■ Exercise instructions ■
Reproduce the following material line for line, with no alterations whatsoever.

++++ Records for this task

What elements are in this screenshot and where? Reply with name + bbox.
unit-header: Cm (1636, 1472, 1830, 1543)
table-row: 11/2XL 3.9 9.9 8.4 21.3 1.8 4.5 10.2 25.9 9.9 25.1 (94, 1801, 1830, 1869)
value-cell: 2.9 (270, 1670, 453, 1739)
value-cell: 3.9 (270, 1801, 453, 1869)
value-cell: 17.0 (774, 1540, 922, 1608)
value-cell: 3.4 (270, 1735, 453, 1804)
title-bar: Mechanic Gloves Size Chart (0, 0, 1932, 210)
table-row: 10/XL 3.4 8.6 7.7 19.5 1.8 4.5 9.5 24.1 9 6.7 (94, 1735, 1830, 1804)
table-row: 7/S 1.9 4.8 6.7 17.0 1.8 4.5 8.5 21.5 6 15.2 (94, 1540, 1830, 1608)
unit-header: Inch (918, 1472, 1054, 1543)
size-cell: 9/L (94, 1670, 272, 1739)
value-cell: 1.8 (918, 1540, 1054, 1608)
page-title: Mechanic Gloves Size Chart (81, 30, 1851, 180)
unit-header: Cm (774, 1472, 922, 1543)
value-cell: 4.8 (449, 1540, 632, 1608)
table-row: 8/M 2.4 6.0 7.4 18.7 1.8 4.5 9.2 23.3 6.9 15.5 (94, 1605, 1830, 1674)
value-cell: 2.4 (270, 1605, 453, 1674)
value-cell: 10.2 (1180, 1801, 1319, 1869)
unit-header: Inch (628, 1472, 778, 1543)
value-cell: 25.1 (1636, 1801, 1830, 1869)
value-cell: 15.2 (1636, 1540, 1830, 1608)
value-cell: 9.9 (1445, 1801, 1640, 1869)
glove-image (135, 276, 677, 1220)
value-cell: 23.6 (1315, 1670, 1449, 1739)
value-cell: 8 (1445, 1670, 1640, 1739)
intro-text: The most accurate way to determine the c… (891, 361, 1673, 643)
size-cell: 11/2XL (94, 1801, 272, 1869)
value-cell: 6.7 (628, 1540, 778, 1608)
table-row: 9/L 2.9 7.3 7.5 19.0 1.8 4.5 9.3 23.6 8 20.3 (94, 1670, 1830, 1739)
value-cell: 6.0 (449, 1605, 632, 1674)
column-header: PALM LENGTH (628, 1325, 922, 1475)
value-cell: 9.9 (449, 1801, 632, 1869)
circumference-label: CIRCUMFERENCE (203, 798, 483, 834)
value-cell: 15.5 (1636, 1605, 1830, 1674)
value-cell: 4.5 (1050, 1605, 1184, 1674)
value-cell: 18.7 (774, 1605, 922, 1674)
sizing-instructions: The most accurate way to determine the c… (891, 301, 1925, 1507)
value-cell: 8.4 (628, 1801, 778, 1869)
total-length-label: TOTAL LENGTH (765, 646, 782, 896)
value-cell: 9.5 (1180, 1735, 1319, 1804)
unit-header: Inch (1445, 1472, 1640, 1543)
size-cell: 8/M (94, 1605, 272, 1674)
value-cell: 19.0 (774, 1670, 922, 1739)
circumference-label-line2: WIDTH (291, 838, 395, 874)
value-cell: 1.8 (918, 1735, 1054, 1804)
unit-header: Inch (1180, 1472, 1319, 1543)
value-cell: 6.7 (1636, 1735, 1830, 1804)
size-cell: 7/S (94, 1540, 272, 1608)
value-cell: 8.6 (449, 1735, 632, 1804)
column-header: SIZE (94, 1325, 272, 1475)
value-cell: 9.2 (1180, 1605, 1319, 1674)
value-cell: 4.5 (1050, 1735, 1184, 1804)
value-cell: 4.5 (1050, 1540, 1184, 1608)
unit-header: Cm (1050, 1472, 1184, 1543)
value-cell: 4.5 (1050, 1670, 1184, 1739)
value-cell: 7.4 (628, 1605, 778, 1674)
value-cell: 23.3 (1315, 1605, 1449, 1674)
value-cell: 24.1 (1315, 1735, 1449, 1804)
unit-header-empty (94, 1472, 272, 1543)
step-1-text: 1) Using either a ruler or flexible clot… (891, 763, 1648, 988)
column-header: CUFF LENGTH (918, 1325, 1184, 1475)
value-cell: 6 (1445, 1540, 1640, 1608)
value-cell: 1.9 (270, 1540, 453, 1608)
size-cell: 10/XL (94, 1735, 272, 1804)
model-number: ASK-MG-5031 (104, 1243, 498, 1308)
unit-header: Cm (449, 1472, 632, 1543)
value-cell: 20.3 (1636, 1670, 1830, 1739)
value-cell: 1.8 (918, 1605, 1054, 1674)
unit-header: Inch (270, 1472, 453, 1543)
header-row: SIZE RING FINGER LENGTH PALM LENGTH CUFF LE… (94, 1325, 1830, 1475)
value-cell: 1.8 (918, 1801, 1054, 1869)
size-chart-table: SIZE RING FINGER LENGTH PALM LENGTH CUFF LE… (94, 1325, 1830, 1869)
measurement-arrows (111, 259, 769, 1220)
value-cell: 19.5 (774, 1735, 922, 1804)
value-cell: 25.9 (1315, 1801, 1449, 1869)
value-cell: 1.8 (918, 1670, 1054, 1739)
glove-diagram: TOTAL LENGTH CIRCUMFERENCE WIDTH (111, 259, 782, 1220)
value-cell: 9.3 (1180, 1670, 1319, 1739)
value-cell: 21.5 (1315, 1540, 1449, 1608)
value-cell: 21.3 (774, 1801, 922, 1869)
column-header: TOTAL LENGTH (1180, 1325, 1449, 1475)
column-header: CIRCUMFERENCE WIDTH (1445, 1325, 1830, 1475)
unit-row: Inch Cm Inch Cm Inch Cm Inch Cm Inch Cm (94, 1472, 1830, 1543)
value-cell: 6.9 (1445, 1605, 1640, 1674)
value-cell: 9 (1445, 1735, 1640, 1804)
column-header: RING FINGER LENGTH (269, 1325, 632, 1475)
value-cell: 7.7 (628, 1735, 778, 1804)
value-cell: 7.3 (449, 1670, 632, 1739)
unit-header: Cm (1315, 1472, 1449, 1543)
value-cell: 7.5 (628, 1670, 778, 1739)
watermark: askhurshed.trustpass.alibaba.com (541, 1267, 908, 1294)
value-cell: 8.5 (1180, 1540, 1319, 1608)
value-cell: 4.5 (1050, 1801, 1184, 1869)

++++++++

■ The output ■
What elements are in this screenshot and where? Reply with name + bbox.
unit-header: Cm (1636, 1472, 1830, 1543)
table-row: 11/2XL 3.9 9.9 8.4 21.3 1.8 4.5 10.2 25.9 9.9 25.1 (94, 1801, 1830, 1869)
value-cell: 2.9 (270, 1670, 453, 1739)
value-cell: 3.9 (270, 1801, 453, 1869)
value-cell: 17.0 (774, 1540, 922, 1608)
value-cell: 3.4 (270, 1735, 453, 1804)
title-bar: Mechanic Gloves Size Chart (0, 0, 1932, 210)
table-row: 10/XL 3.4 8.6 7.7 19.5 1.8 4.5 9.5 24.1 9 6.7 (94, 1735, 1830, 1804)
table-row: 7/S 1.9 4.8 6.7 17.0 1.8 4.5 8.5 21.5 6 15.2 (94, 1540, 1830, 1608)
unit-header: Inch (918, 1472, 1054, 1543)
size-cell: 9/L (94, 1670, 272, 1739)
value-cell: 1.8 (918, 1540, 1054, 1608)
page-title: Mechanic Gloves Size Chart (81, 30, 1851, 180)
unit-header: Cm (774, 1472, 922, 1543)
value-cell: 4.8 (449, 1540, 632, 1608)
table-row: 8/M 2.4 6.0 7.4 18.7 1.8 4.5 9.2 23.3 6.9 15.5 (94, 1605, 1830, 1674)
value-cell: 2.4 (270, 1605, 453, 1674)
value-cell: 10.2 (1180, 1801, 1319, 1869)
unit-header: Inch (628, 1472, 778, 1543)
value-cell: 25.1 (1636, 1801, 1830, 1869)
value-cell: 15.2 (1636, 1540, 1830, 1608)
value-cell: 9.9 (1445, 1801, 1640, 1869)
glove-image (135, 276, 677, 1220)
value-cell: 23.6 (1315, 1670, 1449, 1739)
value-cell: 8 (1445, 1670, 1640, 1739)
intro-text: The most accurate way to determine the c… (891, 361, 1673, 643)
size-cell: 11/2XL (94, 1801, 272, 1869)
value-cell: 6.7 (628, 1540, 778, 1608)
table-row: 9/L 2.9 7.3 7.5 19.0 1.8 4.5 9.3 23.6 8 20.3 (94, 1670, 1830, 1739)
value-cell: 6.0 (449, 1605, 632, 1674)
column-header: PALM LENGTH (628, 1325, 922, 1475)
value-cell: 9.9 (449, 1801, 632, 1869)
circumference-label: CIRCUMFERENCE (203, 798, 483, 834)
value-cell: 15.5 (1636, 1605, 1830, 1674)
value-cell: 4.5 (1050, 1605, 1184, 1674)
value-cell: 18.7 (774, 1605, 922, 1674)
sizing-instructions: The most accurate way to determine the c… (891, 301, 1925, 1507)
value-cell: 8.4 (628, 1801, 778, 1869)
total-length-label: TOTAL LENGTH (765, 646, 782, 896)
value-cell: 9.5 (1180, 1735, 1319, 1804)
unit-header: Inch (1445, 1472, 1640, 1543)
size-cell: 8/M (94, 1605, 272, 1674)
value-cell: 19.0 (774, 1670, 922, 1739)
circumference-label-line2: WIDTH (291, 838, 395, 874)
value-cell: 1.8 (918, 1735, 1054, 1804)
unit-header: Inch (1180, 1472, 1319, 1543)
value-cell: 6.7 (1636, 1735, 1830, 1804)
size-cell: 7/S (94, 1540, 272, 1608)
value-cell: 8.6 (449, 1735, 632, 1804)
column-header: SIZE (94, 1325, 272, 1475)
value-cell: 9.2 (1180, 1605, 1319, 1674)
value-cell: 4.5 (1050, 1735, 1184, 1804)
value-cell: 4.5 (1050, 1540, 1184, 1608)
unit-header: Cm (1050, 1472, 1184, 1543)
value-cell: 4.5 (1050, 1670, 1184, 1739)
value-cell: 7.4 (628, 1605, 778, 1674)
value-cell: 23.3 (1315, 1605, 1449, 1674)
value-cell: 24.1 (1315, 1735, 1449, 1804)
unit-header-empty (94, 1472, 272, 1543)
step-1-text: 1) Using either a ruler or flexible clot… (891, 763, 1648, 988)
column-header: CUFF LENGTH (918, 1325, 1184, 1475)
value-cell: 6 (1445, 1540, 1640, 1608)
value-cell: 1.9 (270, 1540, 453, 1608)
size-cell: 10/XL (94, 1735, 272, 1804)
model-number: ASK-MG-5031 (104, 1243, 498, 1308)
unit-header: Cm (449, 1472, 632, 1543)
value-cell: 20.3 (1636, 1670, 1830, 1739)
value-cell: 1.8 (918, 1605, 1054, 1674)
unit-header: Inch (270, 1472, 453, 1543)
header-row: SIZE RING FINGER LENGTH PALM LENGTH CUFF LE… (94, 1325, 1830, 1475)
value-cell: 1.8 (918, 1801, 1054, 1869)
size-chart-table: SIZE RING FINGER LENGTH PALM LENGTH CUFF LE… (94, 1325, 1830, 1869)
measurement-arrows (111, 259, 769, 1220)
value-cell: 19.5 (774, 1735, 922, 1804)
value-cell: 25.9 (1315, 1801, 1449, 1869)
value-cell: 1.8 (918, 1670, 1054, 1739)
glove-diagram: TOTAL LENGTH CIRCUMFERENCE WIDTH (111, 259, 782, 1220)
value-cell: 9.3 (1180, 1670, 1319, 1739)
value-cell: 21.5 (1315, 1540, 1449, 1608)
value-cell: 21.3 (774, 1801, 922, 1869)
column-header: TOTAL LENGTH (1180, 1325, 1449, 1475)
column-header: CIRCUMFERENCE WIDTH (1445, 1325, 1830, 1475)
unit-row: Inch Cm Inch Cm Inch Cm Inch Cm Inch Cm (94, 1472, 1830, 1543)
value-cell: 6.9 (1445, 1605, 1640, 1674)
value-cell: 9 (1445, 1735, 1640, 1804)
column-header: RING FINGER LENGTH (269, 1325, 632, 1475)
value-cell: 7.7 (628, 1735, 778, 1804)
value-cell: 7.3 (449, 1670, 632, 1739)
unit-header: Cm (1315, 1472, 1449, 1543)
value-cell: 7.5 (628, 1670, 778, 1739)
watermark: askhurshed.trustpass.alibaba.com (541, 1267, 908, 1294)
value-cell: 8.5 (1180, 1540, 1319, 1608)
value-cell: 4.5 (1050, 1801, 1184, 1869)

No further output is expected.